» Goal of the exercise
Go through the material below and copy each line where the word "Plate" appears.
╭──
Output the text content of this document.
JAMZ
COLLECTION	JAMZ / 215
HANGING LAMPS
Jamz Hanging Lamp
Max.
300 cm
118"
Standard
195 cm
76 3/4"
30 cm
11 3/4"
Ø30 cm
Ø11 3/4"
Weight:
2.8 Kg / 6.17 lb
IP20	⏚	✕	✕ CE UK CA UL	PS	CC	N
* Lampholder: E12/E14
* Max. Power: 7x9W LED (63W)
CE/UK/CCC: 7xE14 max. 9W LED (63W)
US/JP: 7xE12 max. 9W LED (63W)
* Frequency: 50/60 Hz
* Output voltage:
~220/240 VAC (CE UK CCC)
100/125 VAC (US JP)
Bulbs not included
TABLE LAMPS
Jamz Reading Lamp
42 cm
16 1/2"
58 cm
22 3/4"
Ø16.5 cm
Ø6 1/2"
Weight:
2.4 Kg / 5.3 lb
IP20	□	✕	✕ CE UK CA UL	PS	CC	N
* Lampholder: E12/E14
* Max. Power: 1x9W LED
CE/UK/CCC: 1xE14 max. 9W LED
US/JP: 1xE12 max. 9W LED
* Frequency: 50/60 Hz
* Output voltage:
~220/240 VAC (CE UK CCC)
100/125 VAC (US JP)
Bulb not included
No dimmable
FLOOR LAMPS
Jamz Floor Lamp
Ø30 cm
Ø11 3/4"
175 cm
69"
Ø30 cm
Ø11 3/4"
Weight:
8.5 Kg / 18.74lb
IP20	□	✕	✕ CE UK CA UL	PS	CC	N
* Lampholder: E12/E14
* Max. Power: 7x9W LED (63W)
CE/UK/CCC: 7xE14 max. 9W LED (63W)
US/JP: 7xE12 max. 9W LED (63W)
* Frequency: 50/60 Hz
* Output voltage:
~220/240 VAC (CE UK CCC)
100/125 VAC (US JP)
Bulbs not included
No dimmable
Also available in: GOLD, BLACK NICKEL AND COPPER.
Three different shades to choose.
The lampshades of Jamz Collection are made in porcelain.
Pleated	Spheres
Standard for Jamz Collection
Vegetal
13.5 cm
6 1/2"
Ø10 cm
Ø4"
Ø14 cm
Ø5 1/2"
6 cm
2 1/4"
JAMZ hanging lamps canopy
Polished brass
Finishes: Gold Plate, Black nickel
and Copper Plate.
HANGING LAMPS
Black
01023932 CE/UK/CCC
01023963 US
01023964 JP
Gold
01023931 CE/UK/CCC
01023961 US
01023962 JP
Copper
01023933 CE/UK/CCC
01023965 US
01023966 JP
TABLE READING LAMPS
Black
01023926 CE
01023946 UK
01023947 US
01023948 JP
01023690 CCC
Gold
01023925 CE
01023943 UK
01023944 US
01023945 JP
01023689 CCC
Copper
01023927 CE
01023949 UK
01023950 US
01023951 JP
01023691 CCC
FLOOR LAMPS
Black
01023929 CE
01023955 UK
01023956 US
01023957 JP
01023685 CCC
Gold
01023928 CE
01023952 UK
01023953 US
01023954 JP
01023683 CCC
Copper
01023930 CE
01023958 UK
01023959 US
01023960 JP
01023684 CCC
╰──
» Answer
Finishes: Gold Plate, Black nickel
and Copper Plate.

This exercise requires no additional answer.